-- Begin --

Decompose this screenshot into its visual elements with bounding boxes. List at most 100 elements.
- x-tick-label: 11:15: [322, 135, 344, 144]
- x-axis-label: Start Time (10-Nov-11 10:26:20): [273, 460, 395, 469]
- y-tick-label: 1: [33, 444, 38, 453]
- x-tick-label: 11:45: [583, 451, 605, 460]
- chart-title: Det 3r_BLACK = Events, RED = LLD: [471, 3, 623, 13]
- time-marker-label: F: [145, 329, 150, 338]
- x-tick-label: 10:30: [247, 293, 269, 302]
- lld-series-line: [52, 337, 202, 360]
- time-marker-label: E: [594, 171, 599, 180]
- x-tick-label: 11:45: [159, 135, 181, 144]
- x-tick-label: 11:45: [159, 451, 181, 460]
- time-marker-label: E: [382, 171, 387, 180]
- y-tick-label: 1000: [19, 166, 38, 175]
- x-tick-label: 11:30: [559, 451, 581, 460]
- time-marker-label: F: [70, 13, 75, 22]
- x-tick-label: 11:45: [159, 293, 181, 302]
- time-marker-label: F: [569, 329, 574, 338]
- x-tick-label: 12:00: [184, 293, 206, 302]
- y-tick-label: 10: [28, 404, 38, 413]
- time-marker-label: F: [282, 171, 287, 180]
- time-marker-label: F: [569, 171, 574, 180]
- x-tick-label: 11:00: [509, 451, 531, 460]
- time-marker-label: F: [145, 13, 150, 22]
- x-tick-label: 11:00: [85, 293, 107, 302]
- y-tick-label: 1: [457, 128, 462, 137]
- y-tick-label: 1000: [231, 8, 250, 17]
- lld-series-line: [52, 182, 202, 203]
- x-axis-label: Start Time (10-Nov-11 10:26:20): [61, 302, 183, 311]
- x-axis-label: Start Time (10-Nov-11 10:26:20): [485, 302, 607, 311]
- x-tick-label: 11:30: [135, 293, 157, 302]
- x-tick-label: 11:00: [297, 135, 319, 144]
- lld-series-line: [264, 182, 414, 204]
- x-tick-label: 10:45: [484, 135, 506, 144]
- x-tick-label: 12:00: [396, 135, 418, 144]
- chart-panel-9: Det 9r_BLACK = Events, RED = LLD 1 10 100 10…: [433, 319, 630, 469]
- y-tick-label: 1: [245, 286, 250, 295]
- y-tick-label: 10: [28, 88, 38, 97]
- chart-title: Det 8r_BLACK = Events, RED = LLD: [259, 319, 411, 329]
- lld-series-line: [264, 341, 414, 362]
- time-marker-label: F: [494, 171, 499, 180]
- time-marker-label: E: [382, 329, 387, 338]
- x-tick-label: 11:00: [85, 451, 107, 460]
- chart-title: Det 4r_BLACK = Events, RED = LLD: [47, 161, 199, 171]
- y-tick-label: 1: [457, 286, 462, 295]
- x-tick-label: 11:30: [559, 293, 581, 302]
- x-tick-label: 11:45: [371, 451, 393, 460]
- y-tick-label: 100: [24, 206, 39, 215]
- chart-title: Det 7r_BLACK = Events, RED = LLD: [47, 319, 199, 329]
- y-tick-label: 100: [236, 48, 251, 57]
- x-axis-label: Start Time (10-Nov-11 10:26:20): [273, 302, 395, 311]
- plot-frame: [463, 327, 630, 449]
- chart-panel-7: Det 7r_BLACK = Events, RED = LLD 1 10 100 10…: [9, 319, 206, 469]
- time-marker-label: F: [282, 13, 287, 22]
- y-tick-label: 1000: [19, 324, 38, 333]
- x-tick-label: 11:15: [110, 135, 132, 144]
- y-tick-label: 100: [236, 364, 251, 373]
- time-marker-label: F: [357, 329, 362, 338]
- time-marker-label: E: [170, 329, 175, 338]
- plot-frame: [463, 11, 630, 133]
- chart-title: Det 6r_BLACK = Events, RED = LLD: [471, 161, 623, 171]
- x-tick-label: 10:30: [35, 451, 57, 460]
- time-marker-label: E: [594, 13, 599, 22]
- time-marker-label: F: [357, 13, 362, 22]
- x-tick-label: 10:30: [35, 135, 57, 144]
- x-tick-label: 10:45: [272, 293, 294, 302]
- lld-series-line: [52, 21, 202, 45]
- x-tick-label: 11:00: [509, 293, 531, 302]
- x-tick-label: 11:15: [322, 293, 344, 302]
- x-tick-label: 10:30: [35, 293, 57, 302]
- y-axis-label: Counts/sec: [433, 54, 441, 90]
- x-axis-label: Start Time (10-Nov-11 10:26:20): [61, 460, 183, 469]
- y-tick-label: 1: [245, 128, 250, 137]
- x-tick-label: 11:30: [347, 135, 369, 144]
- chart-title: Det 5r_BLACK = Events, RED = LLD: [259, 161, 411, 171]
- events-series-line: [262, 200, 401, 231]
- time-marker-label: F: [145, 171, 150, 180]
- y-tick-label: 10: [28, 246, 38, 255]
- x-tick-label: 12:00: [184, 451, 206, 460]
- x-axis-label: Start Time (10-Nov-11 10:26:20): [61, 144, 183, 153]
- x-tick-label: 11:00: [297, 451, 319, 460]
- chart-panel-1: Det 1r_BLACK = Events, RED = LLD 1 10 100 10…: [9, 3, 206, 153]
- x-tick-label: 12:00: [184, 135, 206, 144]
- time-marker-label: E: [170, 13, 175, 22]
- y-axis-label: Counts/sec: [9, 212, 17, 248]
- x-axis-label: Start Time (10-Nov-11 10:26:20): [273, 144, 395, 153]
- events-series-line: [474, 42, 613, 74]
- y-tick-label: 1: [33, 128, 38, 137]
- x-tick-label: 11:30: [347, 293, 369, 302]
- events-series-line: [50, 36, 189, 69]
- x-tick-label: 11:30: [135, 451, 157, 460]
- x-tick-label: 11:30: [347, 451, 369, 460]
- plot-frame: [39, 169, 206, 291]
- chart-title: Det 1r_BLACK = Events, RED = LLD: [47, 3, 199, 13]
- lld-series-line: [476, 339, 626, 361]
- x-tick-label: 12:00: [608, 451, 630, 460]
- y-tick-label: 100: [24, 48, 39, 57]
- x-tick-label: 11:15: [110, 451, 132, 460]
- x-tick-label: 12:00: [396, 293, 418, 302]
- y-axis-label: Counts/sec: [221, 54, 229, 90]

-- End --

Please convert everything from the start of the rows down to and including the row that contains "- time-marker-label: F: [569, 329, 574, 338]" into a Markdown table with the columns No. and Line, numbering each row and leaving out blank lines.

| No. | Line |
|---|---|
| 1 | Decompose this screenshot into its visual elements with bounding boxes. List at most 100 elements. |
| 2 | - x-tick-label: 11:15: [322, 135, 344, 144] |
| 3 | - x-axis-label: Start Time (10-Nov-11 10:26:20): [273, 460, 395, 469] |
| 4 | - y-tick-label: 1: [33, 444, 38, 453] |
| 5 | - x-tick-label: 11:45: [583, 451, 605, 460] |
| 6 | - chart-title: Det 3r_BLACK = Events, RED = LLD: [471, 3, 623, 13] |
| 7 | - time-marker-label: F: [145, 329, 150, 338] |
| 8 | - x-tick-label: 10:30: [247, 293, 269, 302] |
| 9 | - lld-series-line: [52, 337, 202, 360] |
| 10 | - time-marker-label: E: [594, 171, 599, 180] |
| 11 | - x-tick-label: 11:45: [159, 135, 181, 144] |
| 12 | - x-tick-label: 11:45: [159, 451, 181, 460] |
| 13 | - time-marker-label: E: [382, 171, 387, 180] |
| 14 | - y-tick-label: 1000: [19, 166, 38, 175] |
| 15 | - x-tick-label: 11:30: [559, 451, 581, 460] |
| 16 | - time-marker-label: F: [70, 13, 75, 22] |
| 17 | - x-tick-label: 11:45: [159, 293, 181, 302] |
| 18 | - time-marker-label: F: [569, 329, 574, 338] |